> [Exercise requirements]
Go through the listing and pick out each line with the word "JSON" in it.

┏━━

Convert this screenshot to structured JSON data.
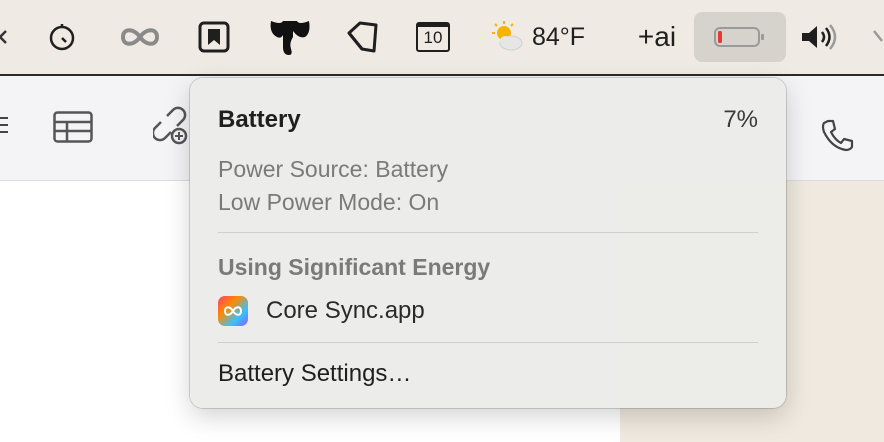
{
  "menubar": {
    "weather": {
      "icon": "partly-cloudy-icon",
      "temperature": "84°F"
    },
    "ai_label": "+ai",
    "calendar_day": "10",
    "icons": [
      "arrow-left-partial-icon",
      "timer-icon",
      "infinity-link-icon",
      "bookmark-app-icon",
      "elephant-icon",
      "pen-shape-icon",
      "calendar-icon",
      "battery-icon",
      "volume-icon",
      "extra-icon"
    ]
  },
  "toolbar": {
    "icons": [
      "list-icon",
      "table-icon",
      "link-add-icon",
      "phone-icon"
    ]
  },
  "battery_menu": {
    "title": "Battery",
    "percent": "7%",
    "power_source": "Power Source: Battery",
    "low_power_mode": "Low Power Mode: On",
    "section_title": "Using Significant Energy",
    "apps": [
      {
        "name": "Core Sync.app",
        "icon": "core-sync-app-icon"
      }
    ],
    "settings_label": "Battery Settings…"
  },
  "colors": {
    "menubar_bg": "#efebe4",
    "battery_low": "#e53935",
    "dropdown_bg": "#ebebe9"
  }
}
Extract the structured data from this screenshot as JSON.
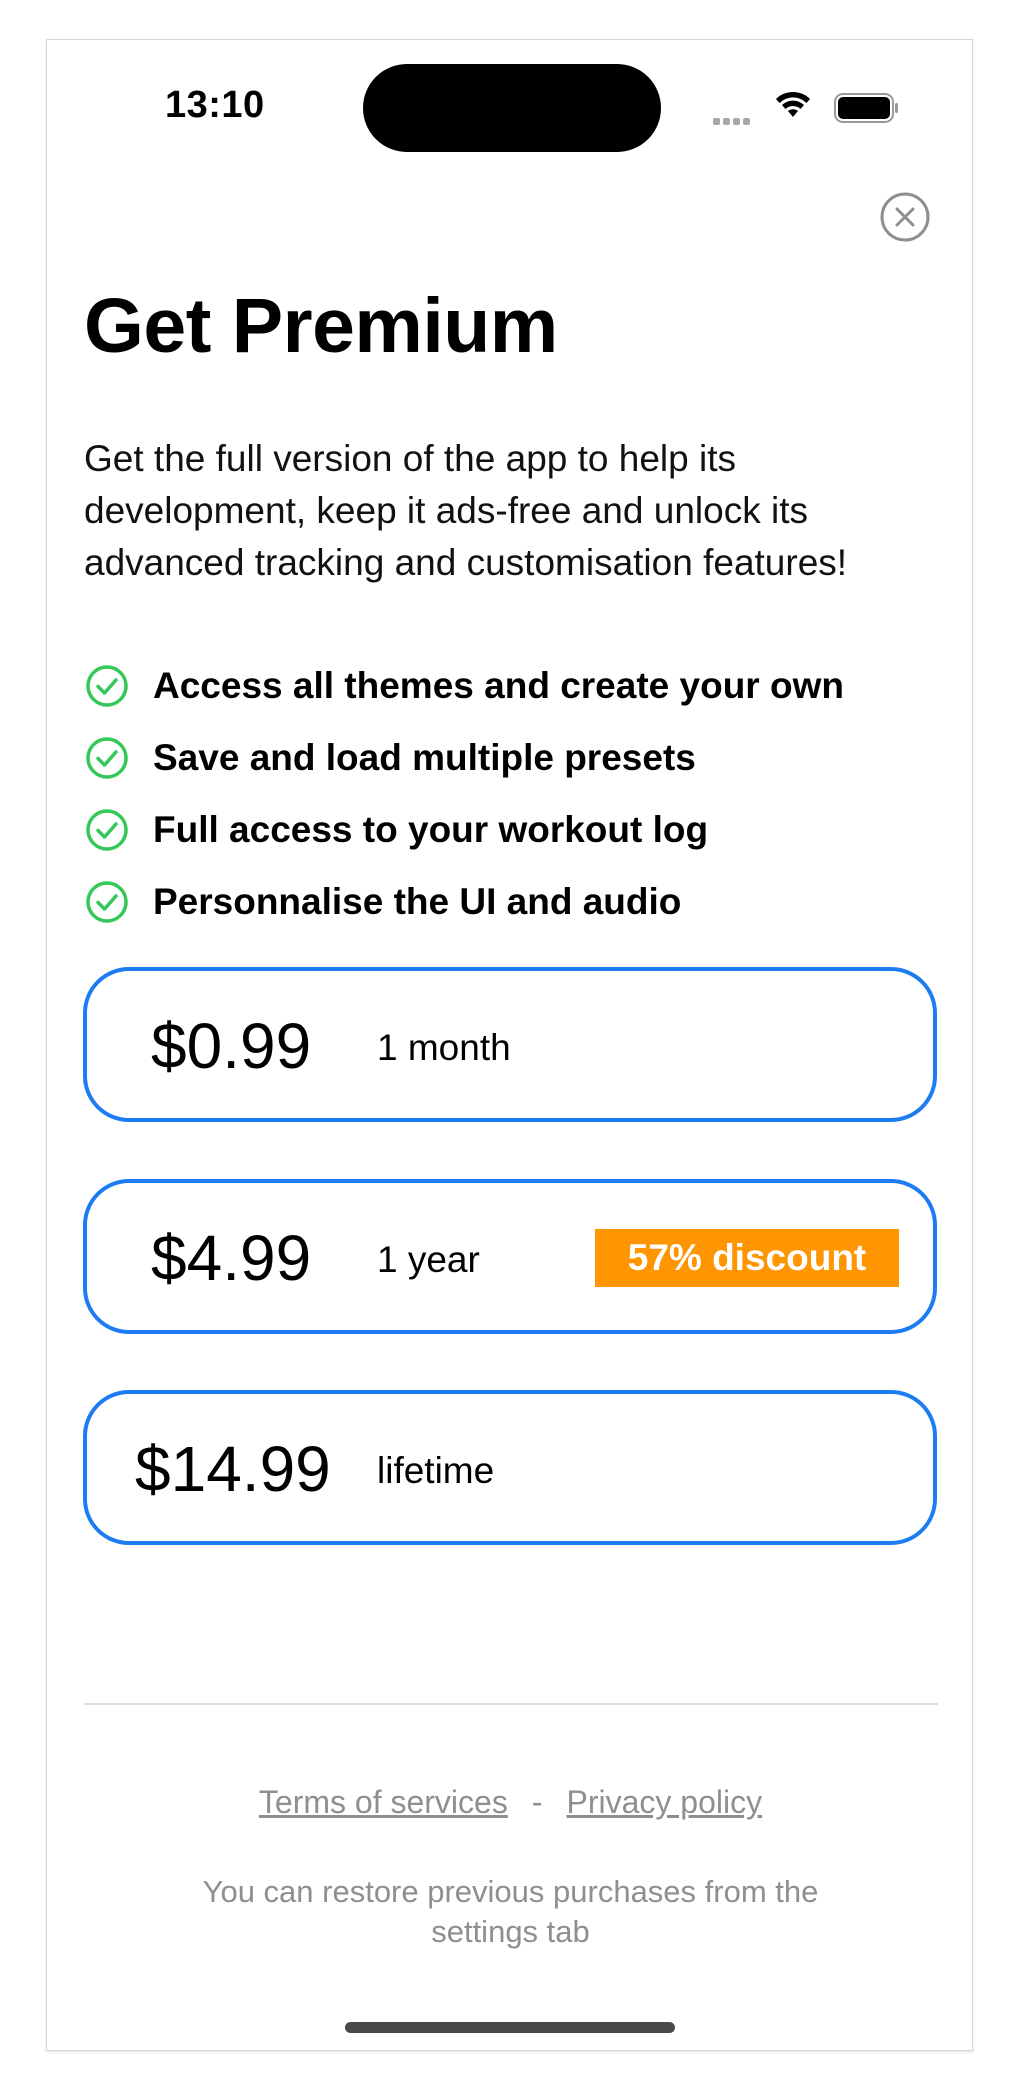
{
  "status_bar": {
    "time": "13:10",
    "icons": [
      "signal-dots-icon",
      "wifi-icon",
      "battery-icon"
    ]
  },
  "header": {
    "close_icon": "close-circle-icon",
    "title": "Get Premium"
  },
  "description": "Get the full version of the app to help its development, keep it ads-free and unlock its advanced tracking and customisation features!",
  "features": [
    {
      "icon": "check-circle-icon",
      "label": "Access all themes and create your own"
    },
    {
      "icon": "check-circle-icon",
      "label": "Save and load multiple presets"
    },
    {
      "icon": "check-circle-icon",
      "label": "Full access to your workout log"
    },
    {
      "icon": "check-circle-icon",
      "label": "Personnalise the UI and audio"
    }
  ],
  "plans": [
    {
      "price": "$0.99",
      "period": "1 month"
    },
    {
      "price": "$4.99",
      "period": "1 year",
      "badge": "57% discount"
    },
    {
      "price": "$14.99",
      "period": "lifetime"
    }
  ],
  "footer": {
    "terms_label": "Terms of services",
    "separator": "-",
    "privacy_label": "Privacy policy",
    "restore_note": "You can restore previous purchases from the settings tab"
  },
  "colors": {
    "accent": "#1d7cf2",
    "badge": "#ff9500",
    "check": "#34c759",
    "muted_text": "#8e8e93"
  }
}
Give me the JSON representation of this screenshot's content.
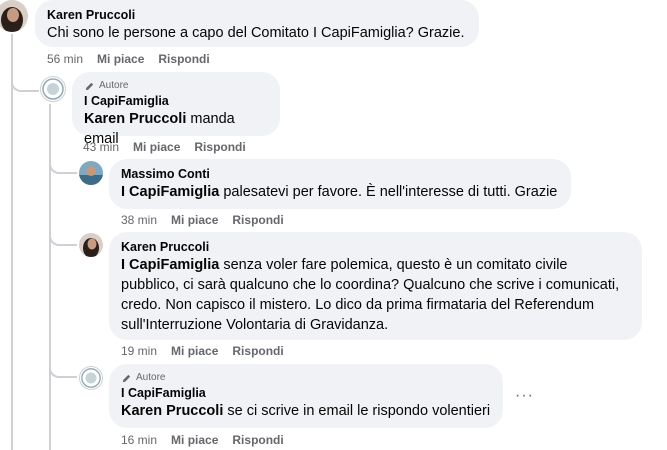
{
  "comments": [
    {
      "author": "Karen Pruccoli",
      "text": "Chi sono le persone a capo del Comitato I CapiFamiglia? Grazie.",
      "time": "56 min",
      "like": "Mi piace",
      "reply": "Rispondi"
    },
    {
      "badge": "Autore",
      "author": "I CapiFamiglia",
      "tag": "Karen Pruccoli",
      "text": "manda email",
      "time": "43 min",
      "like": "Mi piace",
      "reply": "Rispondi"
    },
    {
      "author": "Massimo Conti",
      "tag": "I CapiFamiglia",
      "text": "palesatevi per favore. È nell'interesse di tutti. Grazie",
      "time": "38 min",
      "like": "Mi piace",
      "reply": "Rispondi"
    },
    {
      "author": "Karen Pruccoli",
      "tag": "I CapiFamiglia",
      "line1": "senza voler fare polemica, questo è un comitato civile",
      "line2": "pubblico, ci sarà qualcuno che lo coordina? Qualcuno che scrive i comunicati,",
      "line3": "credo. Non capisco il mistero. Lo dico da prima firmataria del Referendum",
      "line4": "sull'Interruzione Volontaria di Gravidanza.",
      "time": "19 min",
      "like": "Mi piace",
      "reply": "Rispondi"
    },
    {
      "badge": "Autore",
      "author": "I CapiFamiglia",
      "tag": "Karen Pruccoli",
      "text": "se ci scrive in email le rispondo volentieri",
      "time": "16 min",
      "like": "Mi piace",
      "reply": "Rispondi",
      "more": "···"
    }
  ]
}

┗━━
┏━━

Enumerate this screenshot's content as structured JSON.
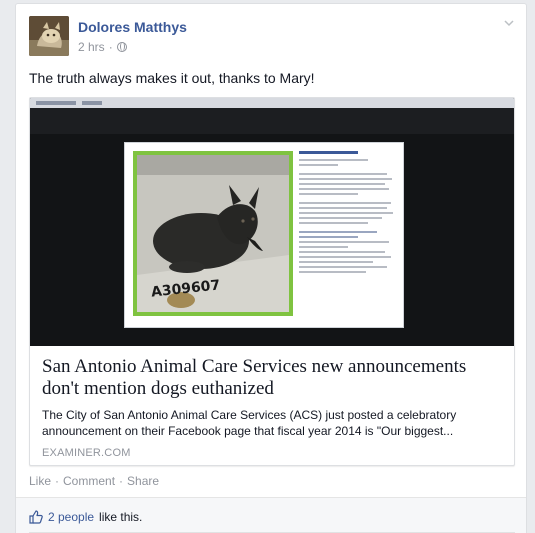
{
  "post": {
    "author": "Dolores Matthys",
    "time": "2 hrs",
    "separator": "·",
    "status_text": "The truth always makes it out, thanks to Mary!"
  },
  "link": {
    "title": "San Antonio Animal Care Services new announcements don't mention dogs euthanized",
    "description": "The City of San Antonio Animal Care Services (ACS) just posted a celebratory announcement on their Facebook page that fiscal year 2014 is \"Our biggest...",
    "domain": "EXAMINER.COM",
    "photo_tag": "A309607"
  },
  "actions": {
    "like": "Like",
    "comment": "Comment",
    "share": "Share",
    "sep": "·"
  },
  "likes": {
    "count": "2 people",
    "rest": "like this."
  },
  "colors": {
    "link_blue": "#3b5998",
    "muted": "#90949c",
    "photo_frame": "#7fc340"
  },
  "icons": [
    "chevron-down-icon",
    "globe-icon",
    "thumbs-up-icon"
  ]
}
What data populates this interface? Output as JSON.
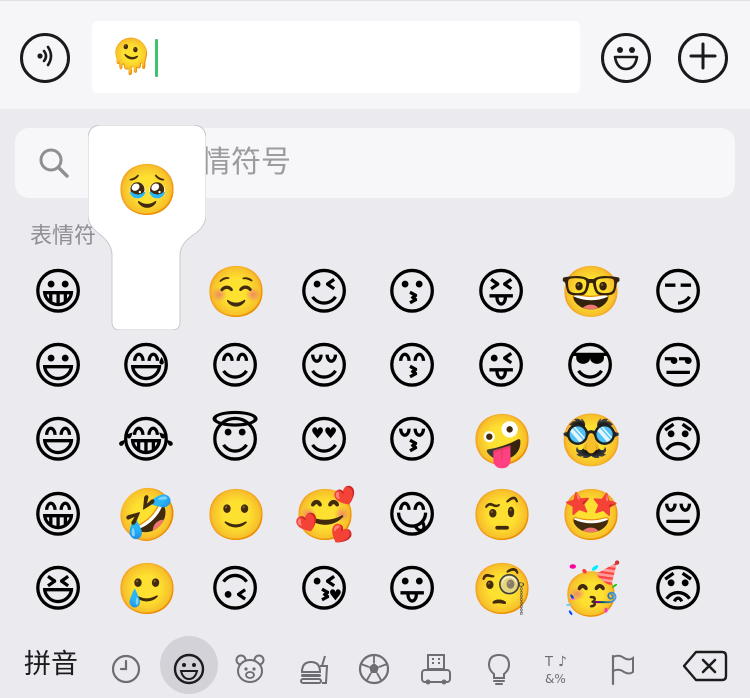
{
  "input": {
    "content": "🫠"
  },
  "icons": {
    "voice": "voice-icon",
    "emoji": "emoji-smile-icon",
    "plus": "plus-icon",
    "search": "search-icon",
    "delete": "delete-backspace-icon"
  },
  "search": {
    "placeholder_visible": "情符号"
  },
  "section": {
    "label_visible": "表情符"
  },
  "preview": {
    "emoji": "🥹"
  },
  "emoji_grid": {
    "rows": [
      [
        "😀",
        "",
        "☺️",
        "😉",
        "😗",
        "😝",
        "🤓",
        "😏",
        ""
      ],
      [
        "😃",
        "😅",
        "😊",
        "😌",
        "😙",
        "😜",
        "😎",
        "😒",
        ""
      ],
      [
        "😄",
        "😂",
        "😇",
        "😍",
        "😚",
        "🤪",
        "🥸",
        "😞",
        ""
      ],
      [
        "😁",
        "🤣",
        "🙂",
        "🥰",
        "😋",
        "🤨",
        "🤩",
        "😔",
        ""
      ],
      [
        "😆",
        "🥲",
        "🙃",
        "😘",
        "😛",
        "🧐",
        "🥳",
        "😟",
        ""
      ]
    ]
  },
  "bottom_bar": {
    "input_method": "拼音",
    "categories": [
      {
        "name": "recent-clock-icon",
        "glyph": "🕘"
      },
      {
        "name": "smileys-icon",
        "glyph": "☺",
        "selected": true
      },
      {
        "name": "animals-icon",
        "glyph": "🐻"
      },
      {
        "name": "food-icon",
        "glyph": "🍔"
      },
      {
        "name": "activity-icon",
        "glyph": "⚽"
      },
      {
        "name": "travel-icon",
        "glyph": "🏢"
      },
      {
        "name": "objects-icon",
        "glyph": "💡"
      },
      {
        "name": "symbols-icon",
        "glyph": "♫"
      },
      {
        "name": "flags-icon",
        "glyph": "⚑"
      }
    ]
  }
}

┗━━

> [Final answer]
Convert this screenshot to structured JSON data.
Extract the structured data from this screenshot as JSON.
Give me the JSON representation of this screenshot's content.
Enumerate this screenshot's content as structured JSON.
What data populates this interface? Output as JSON.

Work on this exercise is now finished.